##### PROVIDED DATA

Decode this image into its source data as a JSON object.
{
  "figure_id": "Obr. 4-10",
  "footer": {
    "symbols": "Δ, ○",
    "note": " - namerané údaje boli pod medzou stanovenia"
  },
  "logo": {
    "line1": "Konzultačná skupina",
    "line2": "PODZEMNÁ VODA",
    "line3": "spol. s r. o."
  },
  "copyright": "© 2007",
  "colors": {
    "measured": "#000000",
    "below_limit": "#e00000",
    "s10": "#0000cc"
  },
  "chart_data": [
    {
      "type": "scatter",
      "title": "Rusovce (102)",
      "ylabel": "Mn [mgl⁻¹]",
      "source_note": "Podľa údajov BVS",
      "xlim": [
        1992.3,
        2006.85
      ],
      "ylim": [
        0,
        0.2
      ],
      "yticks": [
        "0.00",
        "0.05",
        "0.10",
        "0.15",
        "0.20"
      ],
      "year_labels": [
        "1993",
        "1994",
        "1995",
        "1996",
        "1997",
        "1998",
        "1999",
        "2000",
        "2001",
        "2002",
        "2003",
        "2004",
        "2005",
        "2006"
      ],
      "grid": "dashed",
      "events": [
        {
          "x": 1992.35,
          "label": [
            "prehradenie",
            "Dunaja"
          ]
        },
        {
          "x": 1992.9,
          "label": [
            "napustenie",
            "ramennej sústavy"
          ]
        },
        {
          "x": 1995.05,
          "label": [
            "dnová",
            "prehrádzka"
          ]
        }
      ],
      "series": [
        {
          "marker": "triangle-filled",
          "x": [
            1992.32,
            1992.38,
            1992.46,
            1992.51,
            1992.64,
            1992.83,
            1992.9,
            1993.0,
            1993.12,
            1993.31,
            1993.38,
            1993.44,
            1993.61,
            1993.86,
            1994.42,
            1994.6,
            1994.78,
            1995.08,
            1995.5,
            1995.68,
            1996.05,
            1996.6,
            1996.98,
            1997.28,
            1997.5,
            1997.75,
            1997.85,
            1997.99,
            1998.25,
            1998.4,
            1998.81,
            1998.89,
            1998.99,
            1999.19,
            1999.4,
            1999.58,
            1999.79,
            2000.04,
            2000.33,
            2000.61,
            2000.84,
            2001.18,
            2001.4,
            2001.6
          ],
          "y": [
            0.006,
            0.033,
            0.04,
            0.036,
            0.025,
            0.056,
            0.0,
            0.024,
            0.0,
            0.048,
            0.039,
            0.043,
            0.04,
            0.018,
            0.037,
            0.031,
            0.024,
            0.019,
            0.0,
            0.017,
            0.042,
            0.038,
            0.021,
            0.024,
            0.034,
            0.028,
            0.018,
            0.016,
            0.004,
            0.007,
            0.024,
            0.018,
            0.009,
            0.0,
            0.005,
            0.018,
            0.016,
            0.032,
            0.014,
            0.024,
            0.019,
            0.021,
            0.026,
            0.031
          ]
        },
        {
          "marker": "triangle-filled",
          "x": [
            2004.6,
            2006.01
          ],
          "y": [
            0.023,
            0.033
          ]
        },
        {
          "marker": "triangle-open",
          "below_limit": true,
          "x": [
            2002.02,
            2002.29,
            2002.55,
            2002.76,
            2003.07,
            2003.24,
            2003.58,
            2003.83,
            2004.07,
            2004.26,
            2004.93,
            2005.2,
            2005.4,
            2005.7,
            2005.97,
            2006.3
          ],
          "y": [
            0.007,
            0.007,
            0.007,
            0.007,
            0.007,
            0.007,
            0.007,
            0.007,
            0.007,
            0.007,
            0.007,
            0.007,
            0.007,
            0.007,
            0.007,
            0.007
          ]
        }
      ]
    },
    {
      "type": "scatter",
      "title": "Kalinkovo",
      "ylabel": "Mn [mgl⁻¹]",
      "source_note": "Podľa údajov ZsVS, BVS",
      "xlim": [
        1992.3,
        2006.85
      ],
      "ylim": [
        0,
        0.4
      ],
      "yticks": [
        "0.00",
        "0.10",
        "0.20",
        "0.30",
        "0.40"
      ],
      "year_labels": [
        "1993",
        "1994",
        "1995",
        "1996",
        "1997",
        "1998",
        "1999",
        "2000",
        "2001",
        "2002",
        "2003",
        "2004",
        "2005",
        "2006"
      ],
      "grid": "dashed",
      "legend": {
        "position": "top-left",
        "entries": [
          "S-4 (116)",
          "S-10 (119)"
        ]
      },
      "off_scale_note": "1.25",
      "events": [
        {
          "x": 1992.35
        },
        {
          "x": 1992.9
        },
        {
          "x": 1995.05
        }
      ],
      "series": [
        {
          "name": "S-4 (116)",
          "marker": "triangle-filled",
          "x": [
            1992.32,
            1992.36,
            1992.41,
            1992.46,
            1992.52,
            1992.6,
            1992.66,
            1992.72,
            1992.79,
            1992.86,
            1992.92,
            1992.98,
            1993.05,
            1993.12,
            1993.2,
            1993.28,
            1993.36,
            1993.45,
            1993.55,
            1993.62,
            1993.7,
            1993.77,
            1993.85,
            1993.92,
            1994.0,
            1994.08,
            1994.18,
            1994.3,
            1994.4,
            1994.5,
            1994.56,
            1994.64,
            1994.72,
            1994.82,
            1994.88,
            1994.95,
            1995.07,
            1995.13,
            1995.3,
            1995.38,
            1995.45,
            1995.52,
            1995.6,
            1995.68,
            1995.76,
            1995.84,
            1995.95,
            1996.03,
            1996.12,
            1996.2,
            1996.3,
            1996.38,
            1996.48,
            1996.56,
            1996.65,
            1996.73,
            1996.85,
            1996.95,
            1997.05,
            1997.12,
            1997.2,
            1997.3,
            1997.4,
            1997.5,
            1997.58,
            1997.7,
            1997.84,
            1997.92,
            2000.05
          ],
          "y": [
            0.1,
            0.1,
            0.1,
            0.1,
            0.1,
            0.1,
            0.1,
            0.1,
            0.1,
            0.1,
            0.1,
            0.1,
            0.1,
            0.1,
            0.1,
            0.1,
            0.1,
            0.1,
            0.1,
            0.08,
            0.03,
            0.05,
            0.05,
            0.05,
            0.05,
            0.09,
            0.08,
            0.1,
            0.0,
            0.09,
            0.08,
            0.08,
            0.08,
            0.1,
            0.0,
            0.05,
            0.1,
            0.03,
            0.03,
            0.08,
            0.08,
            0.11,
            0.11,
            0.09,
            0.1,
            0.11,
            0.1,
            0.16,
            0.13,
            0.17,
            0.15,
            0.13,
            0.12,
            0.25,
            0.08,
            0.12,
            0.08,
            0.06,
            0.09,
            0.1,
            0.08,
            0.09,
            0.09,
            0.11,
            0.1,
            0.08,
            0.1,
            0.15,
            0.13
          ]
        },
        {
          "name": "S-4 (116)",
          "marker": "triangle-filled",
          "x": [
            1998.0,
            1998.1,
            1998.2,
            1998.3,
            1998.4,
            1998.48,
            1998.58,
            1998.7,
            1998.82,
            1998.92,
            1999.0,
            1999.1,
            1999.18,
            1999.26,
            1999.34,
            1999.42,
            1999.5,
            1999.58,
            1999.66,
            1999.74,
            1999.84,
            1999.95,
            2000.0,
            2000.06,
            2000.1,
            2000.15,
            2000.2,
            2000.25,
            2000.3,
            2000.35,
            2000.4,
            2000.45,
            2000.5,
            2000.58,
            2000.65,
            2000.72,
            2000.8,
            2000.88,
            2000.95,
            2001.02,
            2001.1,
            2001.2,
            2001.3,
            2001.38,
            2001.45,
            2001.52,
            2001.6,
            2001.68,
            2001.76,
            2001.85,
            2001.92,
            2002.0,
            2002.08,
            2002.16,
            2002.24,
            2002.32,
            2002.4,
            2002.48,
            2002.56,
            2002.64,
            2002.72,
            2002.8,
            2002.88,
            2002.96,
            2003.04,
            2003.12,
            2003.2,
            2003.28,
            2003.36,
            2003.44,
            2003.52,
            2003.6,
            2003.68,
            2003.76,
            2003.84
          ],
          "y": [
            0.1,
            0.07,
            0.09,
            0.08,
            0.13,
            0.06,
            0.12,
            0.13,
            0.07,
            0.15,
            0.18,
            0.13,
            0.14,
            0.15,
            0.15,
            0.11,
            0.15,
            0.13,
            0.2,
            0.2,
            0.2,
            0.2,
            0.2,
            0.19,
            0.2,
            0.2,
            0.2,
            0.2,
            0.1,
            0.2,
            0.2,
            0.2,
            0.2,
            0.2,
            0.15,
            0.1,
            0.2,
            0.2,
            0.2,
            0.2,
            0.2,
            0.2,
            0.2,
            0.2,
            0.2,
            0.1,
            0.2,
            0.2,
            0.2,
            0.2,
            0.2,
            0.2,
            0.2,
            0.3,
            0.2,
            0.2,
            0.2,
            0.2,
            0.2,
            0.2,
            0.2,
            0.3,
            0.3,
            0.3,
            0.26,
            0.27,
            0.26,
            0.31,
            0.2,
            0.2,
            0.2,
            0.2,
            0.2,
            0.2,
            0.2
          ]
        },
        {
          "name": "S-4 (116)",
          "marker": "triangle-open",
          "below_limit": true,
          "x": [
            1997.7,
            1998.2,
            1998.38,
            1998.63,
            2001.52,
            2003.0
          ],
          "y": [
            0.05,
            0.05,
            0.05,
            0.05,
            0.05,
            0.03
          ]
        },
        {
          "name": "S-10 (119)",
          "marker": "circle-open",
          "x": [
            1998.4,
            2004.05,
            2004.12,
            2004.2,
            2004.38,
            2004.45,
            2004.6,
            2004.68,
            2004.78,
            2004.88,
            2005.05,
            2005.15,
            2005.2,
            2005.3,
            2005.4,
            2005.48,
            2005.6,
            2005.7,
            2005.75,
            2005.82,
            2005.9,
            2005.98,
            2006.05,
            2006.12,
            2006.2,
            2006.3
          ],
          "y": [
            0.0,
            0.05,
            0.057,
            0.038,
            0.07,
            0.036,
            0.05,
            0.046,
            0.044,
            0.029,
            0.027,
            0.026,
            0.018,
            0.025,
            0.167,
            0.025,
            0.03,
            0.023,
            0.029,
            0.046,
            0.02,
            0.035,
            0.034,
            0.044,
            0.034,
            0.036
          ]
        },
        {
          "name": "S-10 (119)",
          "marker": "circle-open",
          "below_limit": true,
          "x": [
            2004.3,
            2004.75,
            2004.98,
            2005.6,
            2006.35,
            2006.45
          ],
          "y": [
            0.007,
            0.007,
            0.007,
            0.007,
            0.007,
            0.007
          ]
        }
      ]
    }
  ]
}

##########

Go through the material above and count the lines that include "údajov". Give the number alone.

2